Using the data beneath, show every line that includes the word "Interest".

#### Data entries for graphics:
## start

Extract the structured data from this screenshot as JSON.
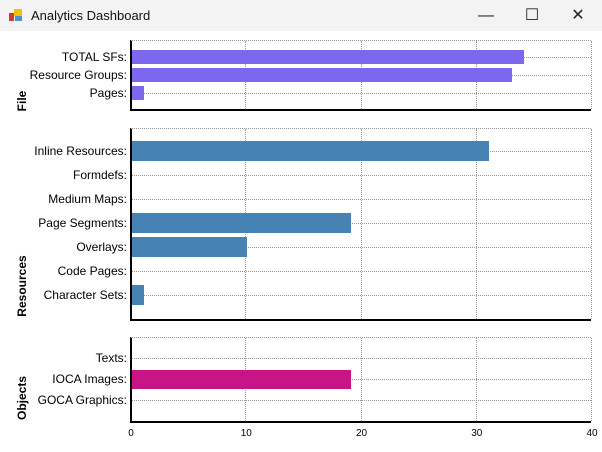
{
  "window": {
    "title": "Analytics Dashboard",
    "minimize": "—",
    "maximize": "☐",
    "close": "✕"
  },
  "chart_data": {
    "type": "bar",
    "orientation": "horizontal",
    "xlim": [
      0,
      40
    ],
    "xticks": [
      "0",
      "10",
      "20",
      "30",
      "40"
    ],
    "grid": true,
    "groups": [
      {
        "name": "File",
        "color": "#7b68ee",
        "categories": [
          "TOTAL SFs:",
          "Resource Groups:",
          "Pages:"
        ],
        "values": [
          34,
          33,
          1
        ]
      },
      {
        "name": "Resources",
        "color": "#4682b4",
        "categories": [
          "Inline Resources:",
          "Formdefs:",
          "Medium Maps:",
          "Page Segments:",
          "Overlays:",
          "Code Pages:",
          "Character Sets:"
        ],
        "values": [
          31,
          0,
          0,
          19,
          10,
          0,
          1
        ]
      },
      {
        "name": "Objects",
        "color": "#c71585",
        "categories": [
          "Texts:",
          "IOCA Images:",
          "GOCA Graphics:"
        ],
        "values": [
          0,
          19,
          0
        ]
      }
    ]
  }
}
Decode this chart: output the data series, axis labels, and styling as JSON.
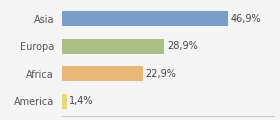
{
  "categories": [
    "Asia",
    "Europa",
    "Africa",
    "America"
  ],
  "values": [
    46.9,
    28.9,
    22.9,
    1.4
  ],
  "labels": [
    "46,9%",
    "28,9%",
    "22,9%",
    "1,4%"
  ],
  "bar_colors": [
    "#7a9ec7",
    "#aabf85",
    "#e8b87a",
    "#e8d87a"
  ],
  "background_color": "#f5f5f5",
  "xlim": [
    0,
    60
  ],
  "bar_height": 0.55,
  "label_fontsize": 7.0,
  "tick_fontsize": 7.0
}
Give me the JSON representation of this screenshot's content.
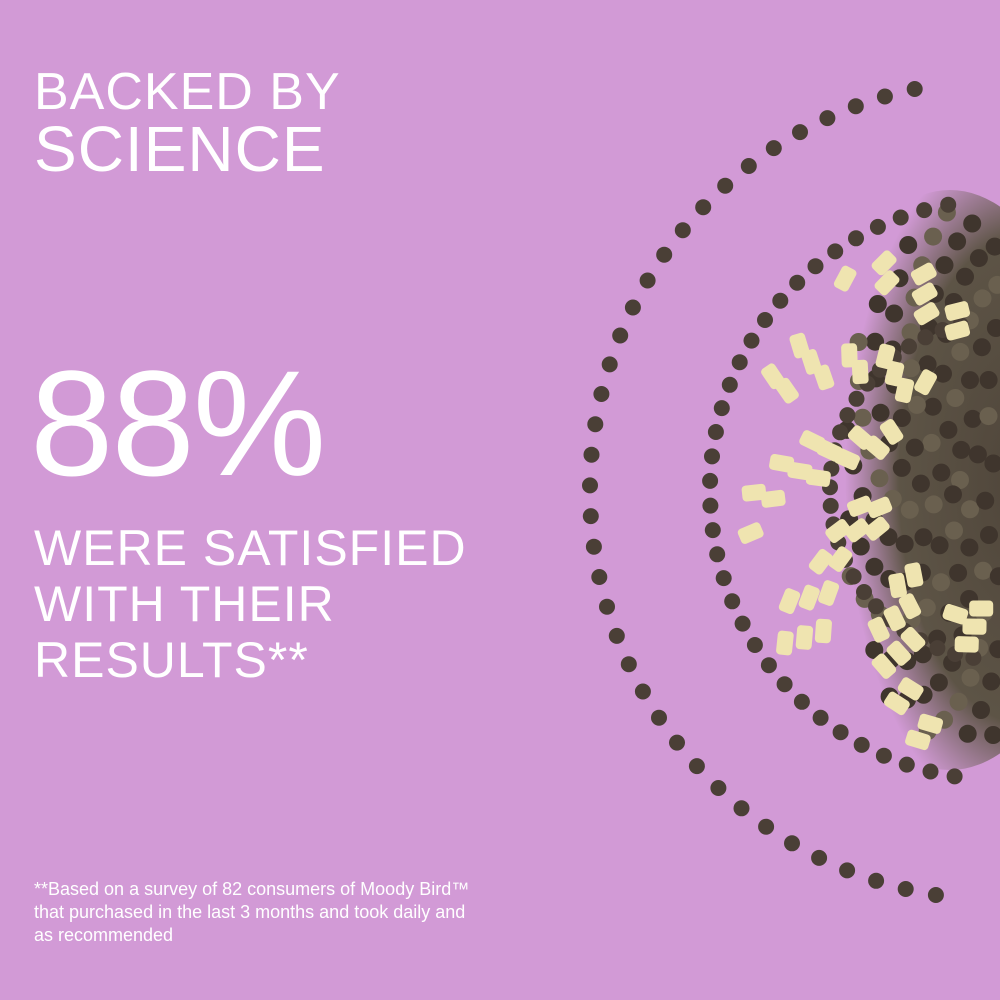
{
  "headline": {
    "line1": "BACKED BY",
    "line2": "SCIENCE"
  },
  "stat": {
    "value": "88%"
  },
  "claim": {
    "line1": "WERE SATISFIED",
    "line2": "WITH THEIR",
    "line3": "RESULTS**"
  },
  "footnote": {
    "line1": "**Based on a survey of 82 consumers of Moody Bird™",
    "line2": "that purchased in the last 3 months and took daily and",
    "line3": "as recommended"
  },
  "colors": {
    "background": "#d29ad6",
    "text": "#ffffff",
    "capsule": "#8d8748",
    "seed": "#4a3f36",
    "root": "#efe4b0"
  }
}
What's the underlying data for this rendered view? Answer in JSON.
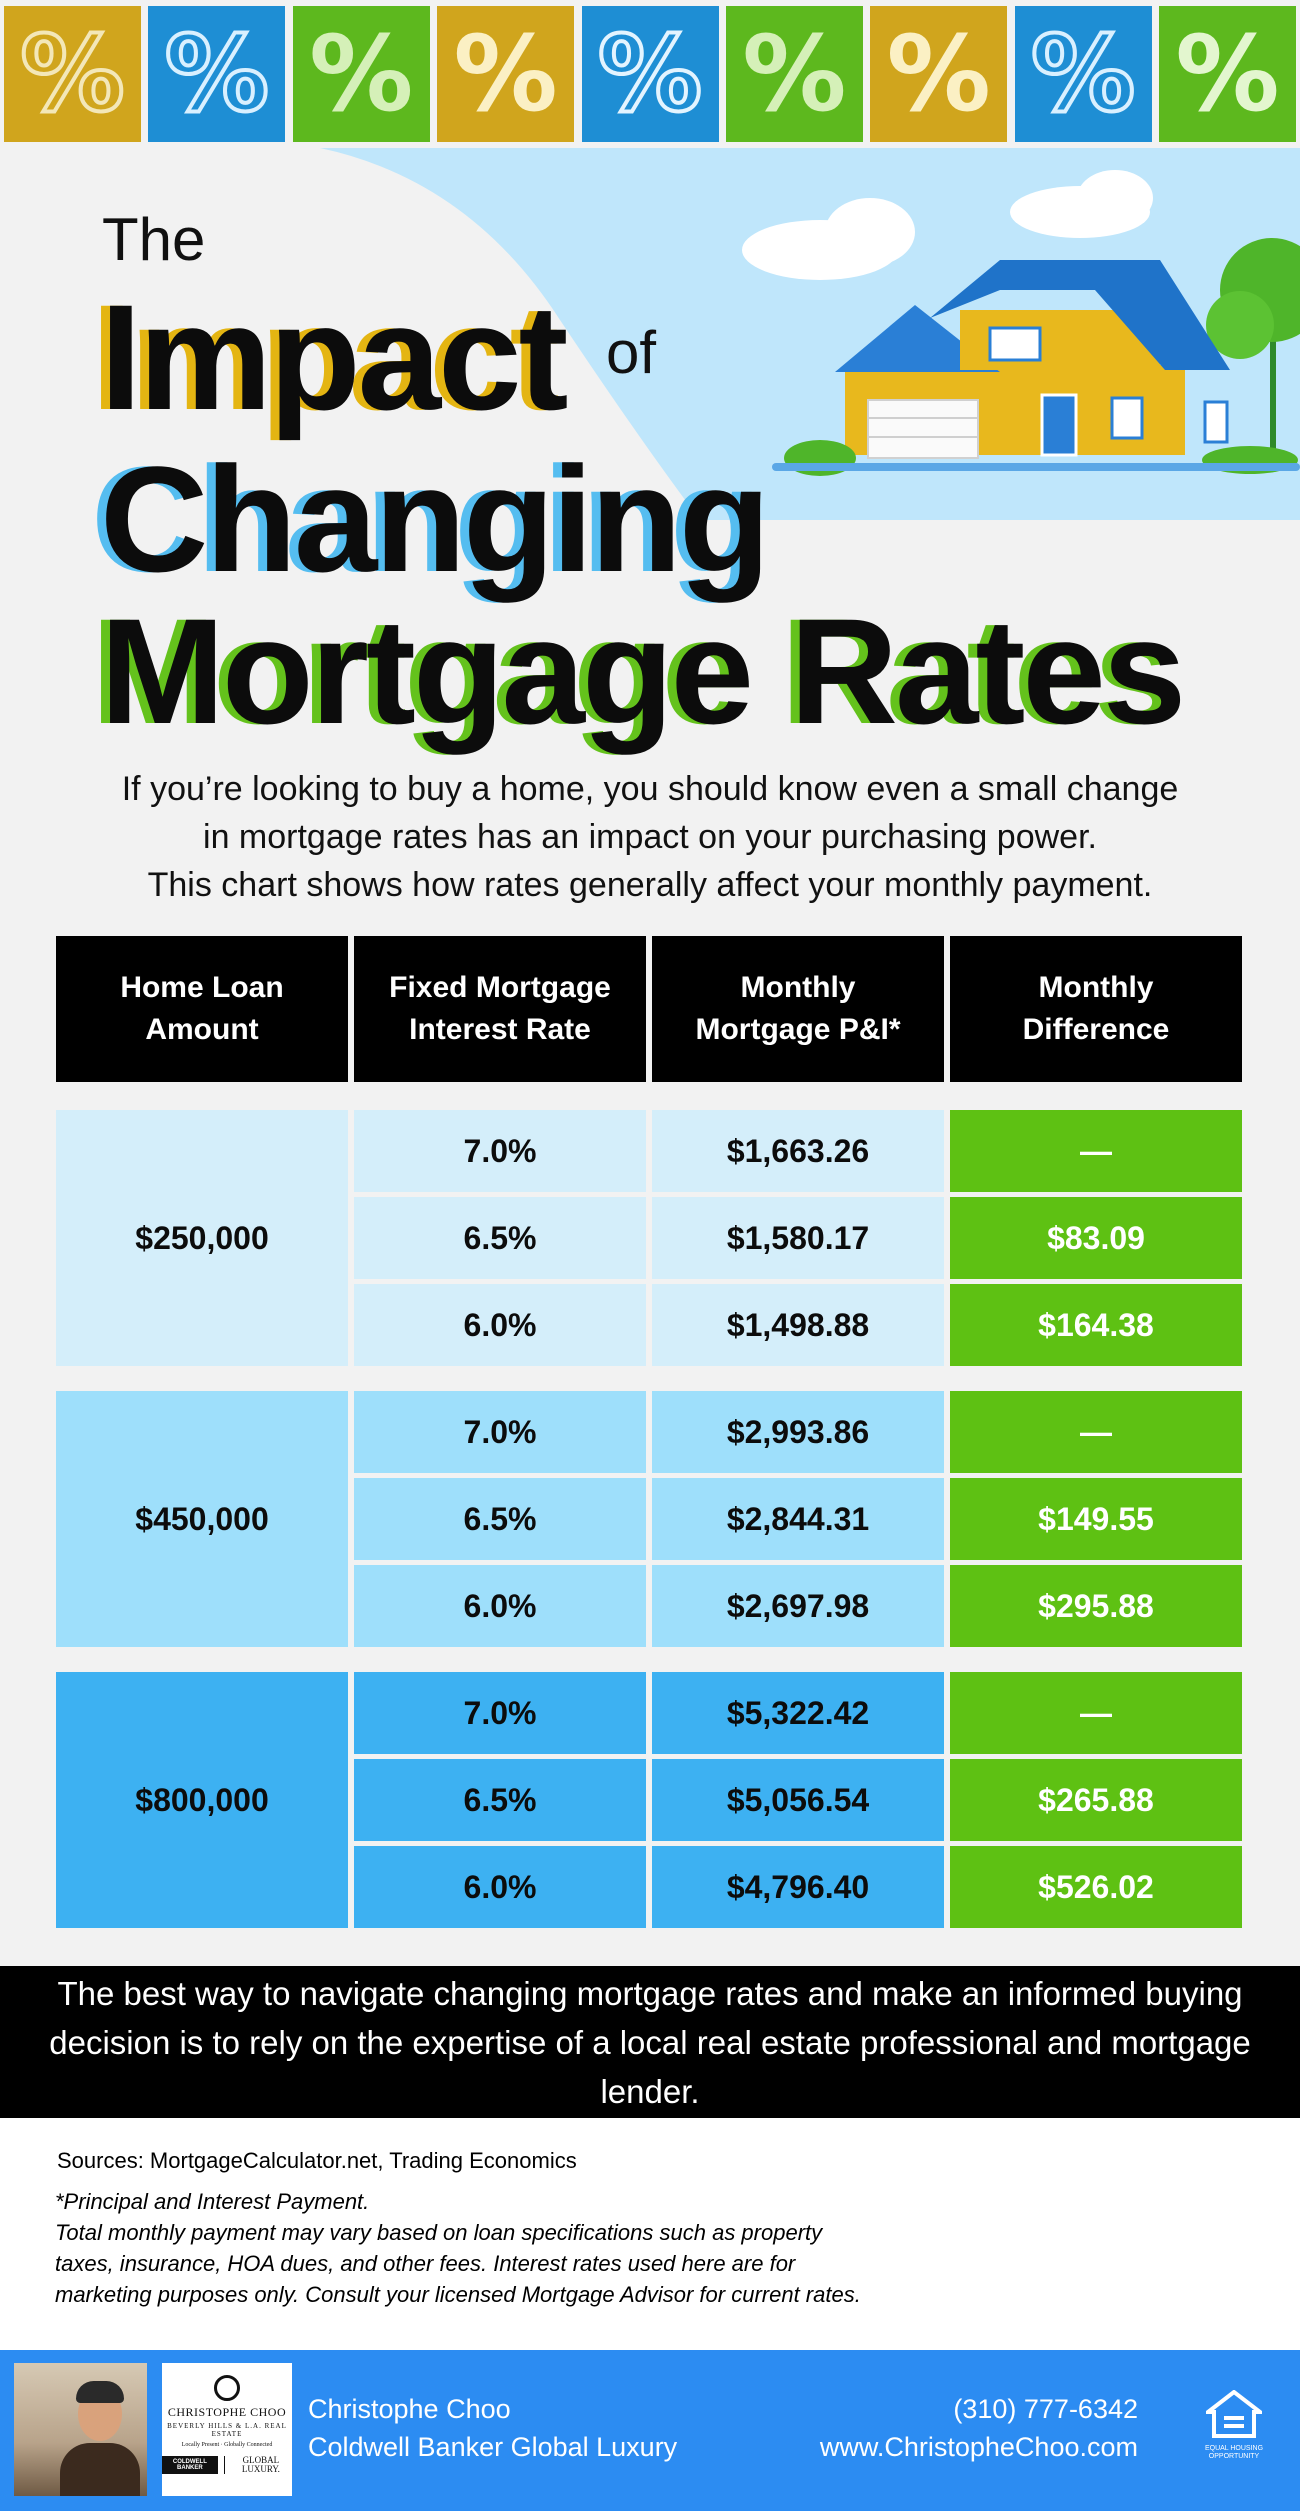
{
  "tiles": [
    {
      "glyph": "%",
      "bg": "#d0a51d",
      "fg": "#f3e7b8",
      "style": "outline"
    },
    {
      "glyph": "%",
      "bg": "#1e8ed4",
      "fg": "#d9f0ff",
      "style": "outline"
    },
    {
      "glyph": "%",
      "bg": "#5db81e",
      "fg": "#d5f0b8",
      "style": "solid"
    },
    {
      "glyph": "%",
      "bg": "#d0a51d",
      "fg": "#fbf0c4",
      "style": "solid"
    },
    {
      "glyph": "%",
      "bg": "#1e8ed4",
      "fg": "#e3f4ff",
      "style": "outline"
    },
    {
      "glyph": "%",
      "bg": "#5db81e",
      "fg": "#d5f0b8",
      "style": "solid"
    },
    {
      "glyph": "%",
      "bg": "#d0a51d",
      "fg": "#fbf0c4",
      "style": "solid"
    },
    {
      "glyph": "%",
      "bg": "#1e8ed4",
      "fg": "#d9f0ff",
      "style": "outline"
    },
    {
      "glyph": "%",
      "bg": "#5db81e",
      "fg": "#e3f6cf",
      "style": "solid"
    }
  ],
  "title": {
    "the": "The",
    "impact": "Impact",
    "of": "of",
    "changing": "Changing",
    "mortgage_rates": "Mortgage Rates"
  },
  "intro": {
    "line1": "If you’re looking to buy a home, you should know even a small change",
    "line2": "in mortgage rates has an impact on your purchasing power.",
    "line3": "This chart shows how rates generally affect your monthly payment."
  },
  "table": {
    "headers": [
      {
        "line1": "Home Loan",
        "line2": "Amount"
      },
      {
        "line1": "Fixed Mortgage",
        "line2": "Interest Rate"
      },
      {
        "line1": "Monthly",
        "line2": "Mortgage P&I*"
      },
      {
        "line1": "Monthly",
        "line2": "Difference"
      }
    ],
    "groups": [
      {
        "amount": "$250,000",
        "color": "#d4eefa",
        "rows": [
          {
            "rate": "7.0%",
            "payment": "$1,663.26",
            "difference": "—"
          },
          {
            "rate": "6.5%",
            "payment": "$1,580.17",
            "difference": "$83.09"
          },
          {
            "rate": "6.0%",
            "payment": "$1,498.88",
            "difference": "$164.38"
          }
        ]
      },
      {
        "amount": "$450,000",
        "color": "#9edffb",
        "rows": [
          {
            "rate": "7.0%",
            "payment": "$2,993.86",
            "difference": "—"
          },
          {
            "rate": "6.5%",
            "payment": "$2,844.31",
            "difference": "$149.55"
          },
          {
            "rate": "6.0%",
            "payment": "$2,697.98",
            "difference": "$295.88"
          }
        ]
      },
      {
        "amount": "$800,000",
        "color": "#3db1f2",
        "rows": [
          {
            "rate": "7.0%",
            "payment": "$5,322.42",
            "difference": "—"
          },
          {
            "rate": "6.5%",
            "payment": "$5,056.54",
            "difference": "$265.88"
          },
          {
            "rate": "6.0%",
            "payment": "$4,796.40",
            "difference": "$526.02"
          }
        ]
      }
    ]
  },
  "banner": {
    "line1": "The best way to navigate changing mortgage rates and make an informed buying",
    "line2": "decision is to rely on the expertise of a local real estate professional and mortgage lender."
  },
  "sources": "Sources: MortgageCalculator.net, Trading Economics",
  "notes": {
    "line1": "*Principal and Interest Payment.",
    "line2": "Total monthly payment may vary based on loan specifications such as property",
    "line3": "taxes, insurance, HOA dues, and other fees. Interest rates used here are for",
    "line4": "marketing purposes only. Consult your licensed Mortgage Advisor for current rates."
  },
  "footer": {
    "name": "Christophe Choo",
    "company": "Coldwell Banker Global Luxury",
    "phone": "(310) 777-6342",
    "website": "www.ChristopheChoo.com",
    "logo_name": "CHRISTOPHE CHOO",
    "logo_sub": "BEVERLY HILLS & L.A. REAL ESTATE",
    "logo_tag": "Locally Present · Globally Connected",
    "logo_cb": "COLDWELL BANKER",
    "logo_gl": "GLOBAL LUXURY.",
    "eho_text": "EQUAL HOUSING OPPORTUNITY",
    "color": "#2c8cf2"
  }
}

## end

#### Correct output:
        "line2": "Interest Rate"
    "line1": "*Principal and Interest Payment.",
    "line3": "taxes, insurance, HOA dues, and other fees. Interest rates used here are for",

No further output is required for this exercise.